→ STATED TASK: Find each line containing the string "encoding" and return it.

→ DATASET CONTENT:
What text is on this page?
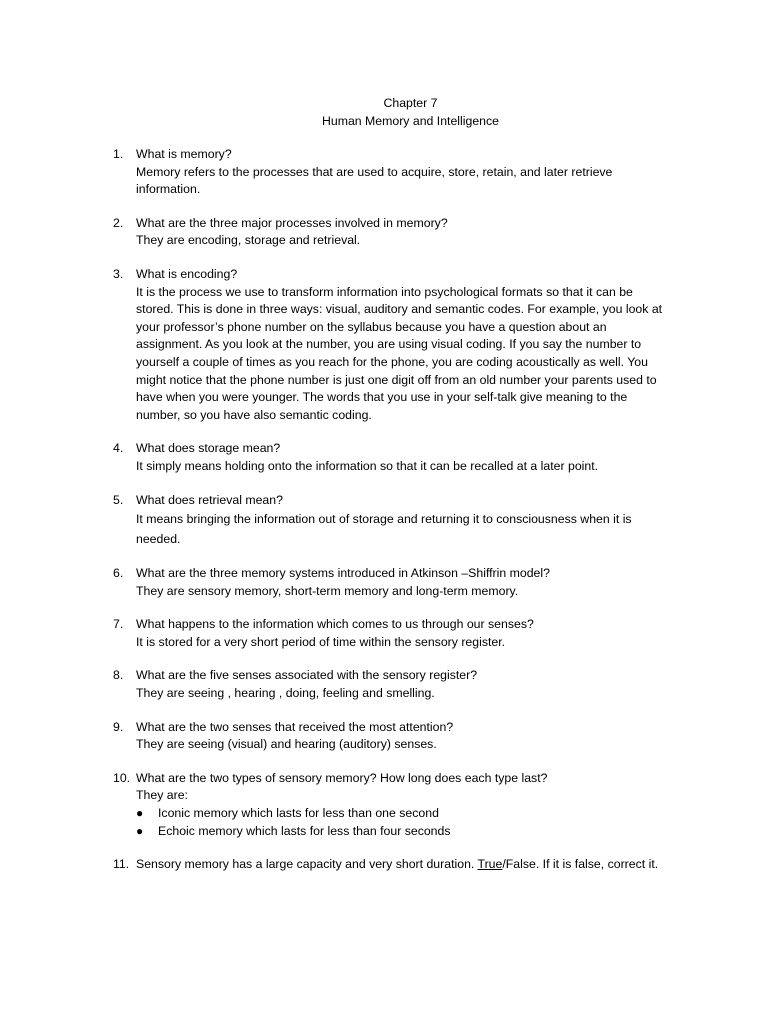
Chapter 7
Human Memory and Intelligence
1.	What is memory?
Memory refers to the processes that are used to acquire, store, retain, and later retrieve information.
2.	What are the three major processes involved in memory?
They are encoding, storage and retrieval.
3.	What is encoding?
It is the process we use to transform information into psychological formats so that it can be stored. This is done in three ways: visual, auditory and semantic codes. For example, you look at your professor’s phone number on the syllabus because you have a question about an assignment. As you look at the number, you are using visual coding. If you say the number to yourself a couple of times as you reach for the phone, you are coding acoustically as well. You might notice that the phone number is just one digit off from an old number your parents used to have when you were younger. The words that you use in your self-talk give meaning to the number, so you have also semantic coding.
4.	What does storage mean?
It simply means holding onto the information so that it can be recalled at a later point.
5.	What does retrieval mean?
It means bringing the information out of storage and returning it to consciousness when it is needed.
6.	What are the three memory systems introduced in Atkinson –Shiffrin model?
They are sensory memory, short-term memory and long-term memory.
7.	What happens to the information which comes to us through our senses?
It is stored for a very short period of time within the sensory register.
8.	What are the five senses associated with the sensory register?
They are seeing , hearing , doing, feeling and smelling.
9.	What are the two senses that received the most attention?
They are seeing (visual) and hearing (auditory) senses.
10. What are the two types of sensory memory? How long does each type last?
They are:
●	Iconic memory which lasts for less than one second
●	Echoic memory which lasts for less than four seconds
11. Sensory memory has a large capacity and very short duration. True/False. If it is false, correct it.
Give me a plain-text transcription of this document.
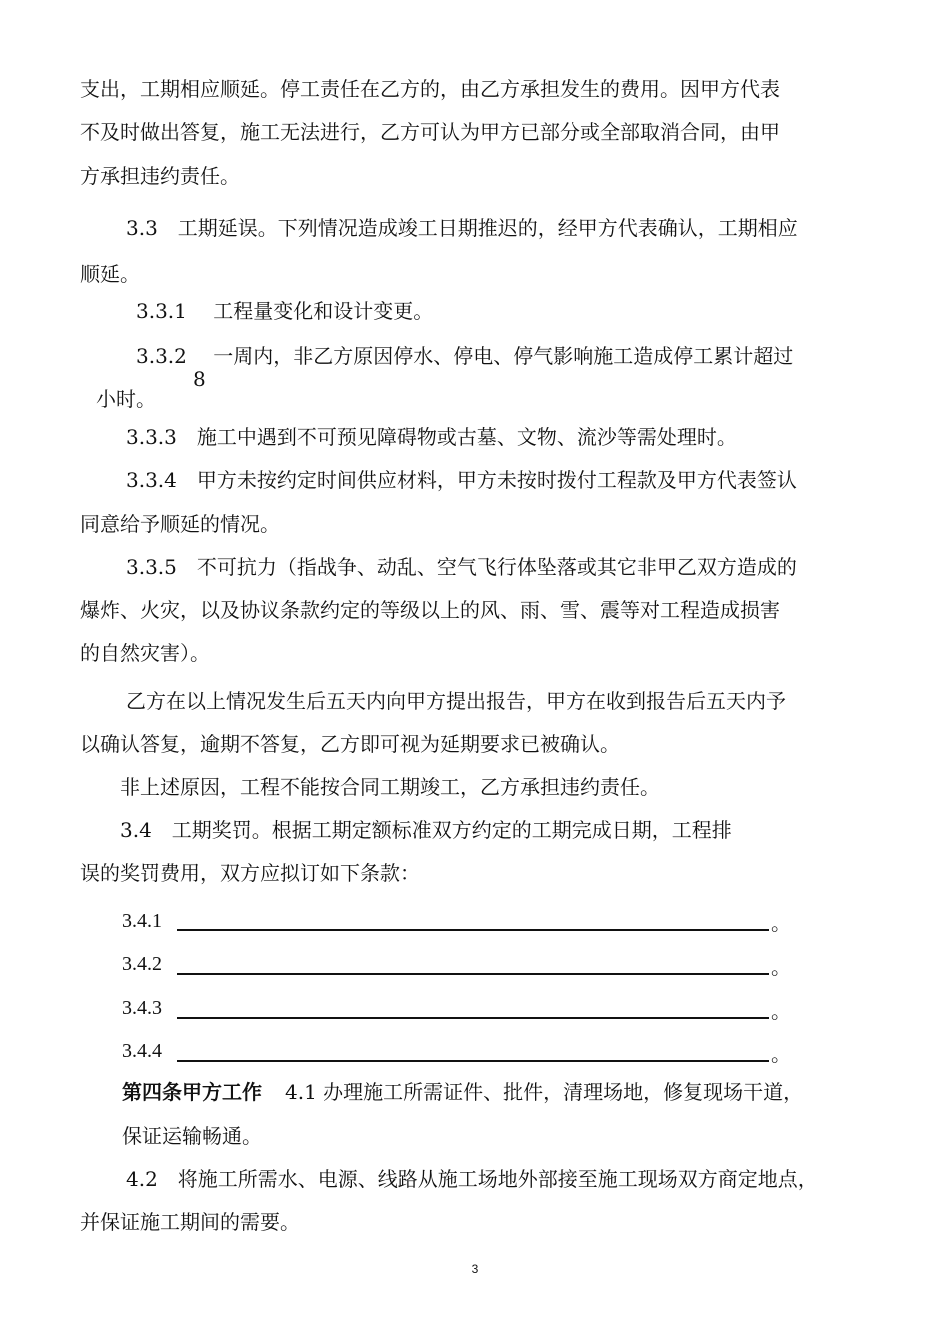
支出，工期相应顺延。停工责任在乙方的，由乙方承担发生的费用。因甲方代表
不及时做出答复，施工无法进行，乙方可认为甲方已部分或全部取消合同，由甲
方承担违约责任。
3.3　工期延误。下列情况造成竣工日期推迟的，经甲方代表确认，工期相应
顺延。
3.3.1　 工程量变化和设计变更。
3.3.2　 一周内，非乙方原因停水、停电、停气影响施工造成停工累计超过
8
小时。
3.3.3　施工中遇到不可预见障碍物或古墓、文物、流沙等需处理时。
3.3.4　甲方未按约定时间供应材料，甲方未按时拨付工程款及甲方代表签认
同意给予顺延的情况。
3.3.5　不可抗力（指战争、动乱、空气飞行体坠落或其它非甲乙双方造成的
爆炸、火灾，以及协议条款约定的等级以上的风、雨、雪、震等对工程造成损害
的自然灾害）。
乙方在以上情况发生后五天内向甲方提出报告，甲方在收到报告后五天内予
以确认答复，逾期不答复，乙方即可视为延期要求已被确认。
非上述原因，工程不能按合同工期竣工，乙方承担违约责任。
3.4　工期奖罚。根据工期定额标准双方约定的工期完成日期，工程排
误的奖罚费用，双方应拟订如下条款：
3.4.1	。
3.4.2	。
3.4.3	。
3.4.4	。
第四条甲方工作 4.1 办理施工所需证件、批件，清理场地，修复现场干道，
保证运输畅通。
4.2　将施工所需水、电源、线路从施工场地外部接至施工现场双方商定地点，
并保证施工期间的需要。
3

→ REPLY:
They are encoding, storage and retrieval.
3.	What is encoding?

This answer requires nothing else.